(Exercise instructions) Each entry must appear again exactly as it does in the source.

::: Entries shown :::

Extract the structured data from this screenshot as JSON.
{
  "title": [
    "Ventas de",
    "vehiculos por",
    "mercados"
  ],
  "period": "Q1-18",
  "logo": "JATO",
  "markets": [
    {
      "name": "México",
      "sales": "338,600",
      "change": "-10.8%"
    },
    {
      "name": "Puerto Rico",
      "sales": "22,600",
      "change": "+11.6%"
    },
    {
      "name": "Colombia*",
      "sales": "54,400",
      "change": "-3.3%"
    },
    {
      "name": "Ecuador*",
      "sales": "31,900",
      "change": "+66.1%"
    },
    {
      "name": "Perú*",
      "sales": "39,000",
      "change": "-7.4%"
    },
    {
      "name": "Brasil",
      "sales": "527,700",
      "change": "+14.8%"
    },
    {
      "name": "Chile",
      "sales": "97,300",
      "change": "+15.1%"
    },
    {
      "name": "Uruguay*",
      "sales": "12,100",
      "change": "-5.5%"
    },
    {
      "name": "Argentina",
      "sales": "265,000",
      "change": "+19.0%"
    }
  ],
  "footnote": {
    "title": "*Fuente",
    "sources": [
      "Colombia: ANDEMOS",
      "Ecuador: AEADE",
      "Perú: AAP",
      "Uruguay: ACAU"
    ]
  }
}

:::

(Task result)
Extract the structured data from this screenshot as JSON.
{
  "title": [
    "Ventas de",
    "vehiculos por",
    "mercados"
  ],
  "period": "Q1-18",
  "logo": "JATO",
  "markets": [
    {
      "name": "México",
      "sales": "338,600",
      "change": "-10.8%"
    },
    {
      "name": "Puerto Rico",
      "sales": "22,600",
      "change": "+11.6%"
    },
    {
      "name": "Colombia*",
      "sales": "54,400",
      "change": "-3.3%"
    },
    {
      "name": "Ecuador*",
      "sales": "31,900",
      "change": "+66.1%"
    },
    {
      "name": "Perú*",
      "sales": "39,000",
      "change": "-7.4%"
    },
    {
      "name": "Brasil",
      "sales": "527,700",
      "change": "+14.8%"
    },
    {
      "name": "Chile",
      "sales": "97,300",
      "change": "+15.1%"
    },
    {
      "name": "Uruguay*",
      "sales": "12,100",
      "change": "-5.5%"
    },
    {
      "name": "Argentina",
      "sales": "265,000",
      "change": "+19.0%"
    }
  ],
  "footnote": {
    "title": "*Fuente",
    "sources": [
      "Colombia: ANDEMOS",
      "Ecuador: AEADE",
      "Perú: AAP",
      "Uruguay: ACAU"
    ]
  }
}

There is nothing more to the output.